TASK DATA:
--- Start ---

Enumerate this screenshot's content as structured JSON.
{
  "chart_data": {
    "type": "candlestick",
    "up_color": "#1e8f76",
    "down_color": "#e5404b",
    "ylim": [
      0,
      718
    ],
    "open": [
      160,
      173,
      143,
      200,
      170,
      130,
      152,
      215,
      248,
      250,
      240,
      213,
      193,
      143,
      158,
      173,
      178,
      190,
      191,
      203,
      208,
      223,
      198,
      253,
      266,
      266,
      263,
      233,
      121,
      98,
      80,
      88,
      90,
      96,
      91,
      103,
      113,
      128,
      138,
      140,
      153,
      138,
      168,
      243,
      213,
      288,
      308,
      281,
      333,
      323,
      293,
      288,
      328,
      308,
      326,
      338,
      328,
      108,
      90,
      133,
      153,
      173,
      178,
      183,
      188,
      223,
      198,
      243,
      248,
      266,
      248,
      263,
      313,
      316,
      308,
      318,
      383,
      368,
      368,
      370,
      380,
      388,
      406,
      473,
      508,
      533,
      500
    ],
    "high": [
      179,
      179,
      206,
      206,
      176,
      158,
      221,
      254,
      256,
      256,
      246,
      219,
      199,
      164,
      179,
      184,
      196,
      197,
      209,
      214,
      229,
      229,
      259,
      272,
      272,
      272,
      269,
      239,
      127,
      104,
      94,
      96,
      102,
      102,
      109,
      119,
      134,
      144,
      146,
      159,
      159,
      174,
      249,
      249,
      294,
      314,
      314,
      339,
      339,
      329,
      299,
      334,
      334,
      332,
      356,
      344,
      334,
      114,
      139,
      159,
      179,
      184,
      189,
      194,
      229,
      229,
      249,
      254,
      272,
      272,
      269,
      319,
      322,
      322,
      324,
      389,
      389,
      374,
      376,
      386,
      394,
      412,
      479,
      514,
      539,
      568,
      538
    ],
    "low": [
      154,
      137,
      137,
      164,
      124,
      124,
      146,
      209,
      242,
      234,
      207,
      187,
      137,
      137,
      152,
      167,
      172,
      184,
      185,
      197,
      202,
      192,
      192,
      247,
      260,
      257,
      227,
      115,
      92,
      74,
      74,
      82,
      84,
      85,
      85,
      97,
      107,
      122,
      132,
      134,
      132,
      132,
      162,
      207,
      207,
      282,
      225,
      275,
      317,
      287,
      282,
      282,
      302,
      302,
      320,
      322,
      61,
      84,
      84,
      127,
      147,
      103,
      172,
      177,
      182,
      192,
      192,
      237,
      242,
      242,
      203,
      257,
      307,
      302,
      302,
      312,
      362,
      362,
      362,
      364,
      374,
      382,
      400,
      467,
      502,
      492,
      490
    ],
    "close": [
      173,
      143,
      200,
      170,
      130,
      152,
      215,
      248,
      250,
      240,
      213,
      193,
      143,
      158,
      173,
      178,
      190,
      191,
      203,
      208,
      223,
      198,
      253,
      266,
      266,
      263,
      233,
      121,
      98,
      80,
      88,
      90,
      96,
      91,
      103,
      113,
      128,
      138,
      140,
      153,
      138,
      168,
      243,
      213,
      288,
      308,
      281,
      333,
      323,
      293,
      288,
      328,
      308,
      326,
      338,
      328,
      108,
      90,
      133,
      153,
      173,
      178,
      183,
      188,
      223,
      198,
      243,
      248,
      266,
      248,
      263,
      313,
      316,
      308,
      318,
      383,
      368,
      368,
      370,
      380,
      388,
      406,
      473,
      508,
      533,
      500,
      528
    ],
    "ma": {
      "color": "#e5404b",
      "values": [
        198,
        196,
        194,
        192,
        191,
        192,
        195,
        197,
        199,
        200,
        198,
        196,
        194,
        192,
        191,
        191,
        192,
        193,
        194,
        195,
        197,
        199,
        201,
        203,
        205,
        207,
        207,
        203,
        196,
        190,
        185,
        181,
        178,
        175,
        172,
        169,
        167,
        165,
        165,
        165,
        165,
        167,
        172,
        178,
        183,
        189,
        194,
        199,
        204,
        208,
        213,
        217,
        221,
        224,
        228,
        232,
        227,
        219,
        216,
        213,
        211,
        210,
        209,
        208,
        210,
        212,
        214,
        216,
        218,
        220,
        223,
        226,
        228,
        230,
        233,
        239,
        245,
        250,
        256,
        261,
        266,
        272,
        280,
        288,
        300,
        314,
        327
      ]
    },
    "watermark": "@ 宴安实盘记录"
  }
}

--- End ---

EXERCISE OBJECTIVE:
Return every entry exactly as given.

RESULT OF THE EXERCISE:
Enumerate this screenshot's content as structured JSON.
{
  "chart_data": {
    "type": "candlestick",
    "up_color": "#1e8f76",
    "down_color": "#e5404b",
    "ylim": [
      0,
      718
    ],
    "open": [
      160,
      173,
      143,
      200,
      170,
      130,
      152,
      215,
      248,
      250,
      240,
      213,
      193,
      143,
      158,
      173,
      178,
      190,
      191,
      203,
      208,
      223,
      198,
      253,
      266,
      266,
      263,
      233,
      121,
      98,
      80,
      88,
      90,
      96,
      91,
      103,
      113,
      128,
      138,
      140,
      153,
      138,
      168,
      243,
      213,
      288,
      308,
      281,
      333,
      323,
      293,
      288,
      328,
      308,
      326,
      338,
      328,
      108,
      90,
      133,
      153,
      173,
      178,
      183,
      188,
      223,
      198,
      243,
      248,
      266,
      248,
      263,
      313,
      316,
      308,
      318,
      383,
      368,
      368,
      370,
      380,
      388,
      406,
      473,
      508,
      533,
      500
    ],
    "high": [
      179,
      179,
      206,
      206,
      176,
      158,
      221,
      254,
      256,
      256,
      246,
      219,
      199,
      164,
      179,
      184,
      196,
      197,
      209,
      214,
      229,
      229,
      259,
      272,
      272,
      272,
      269,
      239,
      127,
      104,
      94,
      96,
      102,
      102,
      109,
      119,
      134,
      144,
      146,
      159,
      159,
      174,
      249,
      249,
      294,
      314,
      314,
      339,
      339,
      329,
      299,
      334,
      334,
      332,
      356,
      344,
      334,
      114,
      139,
      159,
      179,
      184,
      189,
      194,
      229,
      229,
      249,
      254,
      272,
      272,
      269,
      319,
      322,
      322,
      324,
      389,
      389,
      374,
      376,
      386,
      394,
      412,
      479,
      514,
      539,
      568,
      538
    ],
    "low": [
      154,
      137,
      137,
      164,
      124,
      124,
      146,
      209,
      242,
      234,
      207,
      187,
      137,
      137,
      152,
      167,
      172,
      184,
      185,
      197,
      202,
      192,
      192,
      247,
      260,
      257,
      227,
      115,
      92,
      74,
      74,
      82,
      84,
      85,
      85,
      97,
      107,
      122,
      132,
      134,
      132,
      132,
      162,
      207,
      207,
      282,
      225,
      275,
      317,
      287,
      282,
      282,
      302,
      302,
      320,
      322,
      61,
      84,
      84,
      127,
      147,
      103,
      172,
      177,
      182,
      192,
      192,
      237,
      242,
      242,
      203,
      257,
      307,
      302,
      302,
      312,
      362,
      362,
      362,
      364,
      374,
      382,
      400,
      467,
      502,
      492,
      490
    ],
    "close": [
      173,
      143,
      200,
      170,
      130,
      152,
      215,
      248,
      250,
      240,
      213,
      193,
      143,
      158,
      173,
      178,
      190,
      191,
      203,
      208,
      223,
      198,
      253,
      266,
      266,
      263,
      233,
      121,
      98,
      80,
      88,
      90,
      96,
      91,
      103,
      113,
      128,
      138,
      140,
      153,
      138,
      168,
      243,
      213,
      288,
      308,
      281,
      333,
      323,
      293,
      288,
      328,
      308,
      326,
      338,
      328,
      108,
      90,
      133,
      153,
      173,
      178,
      183,
      188,
      223,
      198,
      243,
      248,
      266,
      248,
      263,
      313,
      316,
      308,
      318,
      383,
      368,
      368,
      370,
      380,
      388,
      406,
      473,
      508,
      533,
      500,
      528
    ],
    "ma": {
      "color": "#e5404b",
      "values": [
        198,
        196,
        194,
        192,
        191,
        192,
        195,
        197,
        199,
        200,
        198,
        196,
        194,
        192,
        191,
        191,
        192,
        193,
        194,
        195,
        197,
        199,
        201,
        203,
        205,
        207,
        207,
        203,
        196,
        190,
        185,
        181,
        178,
        175,
        172,
        169,
        167,
        165,
        165,
        165,
        165,
        167,
        172,
        178,
        183,
        189,
        194,
        199,
        204,
        208,
        213,
        217,
        221,
        224,
        228,
        232,
        227,
        219,
        216,
        213,
        211,
        210,
        209,
        208,
        210,
        212,
        214,
        216,
        218,
        220,
        223,
        226,
        228,
        230,
        233,
        239,
        245,
        250,
        256,
        261,
        266,
        272,
        280,
        288,
        300,
        314,
        327
      ]
    },
    "watermark": "@ 宴安实盘记录"
  }
}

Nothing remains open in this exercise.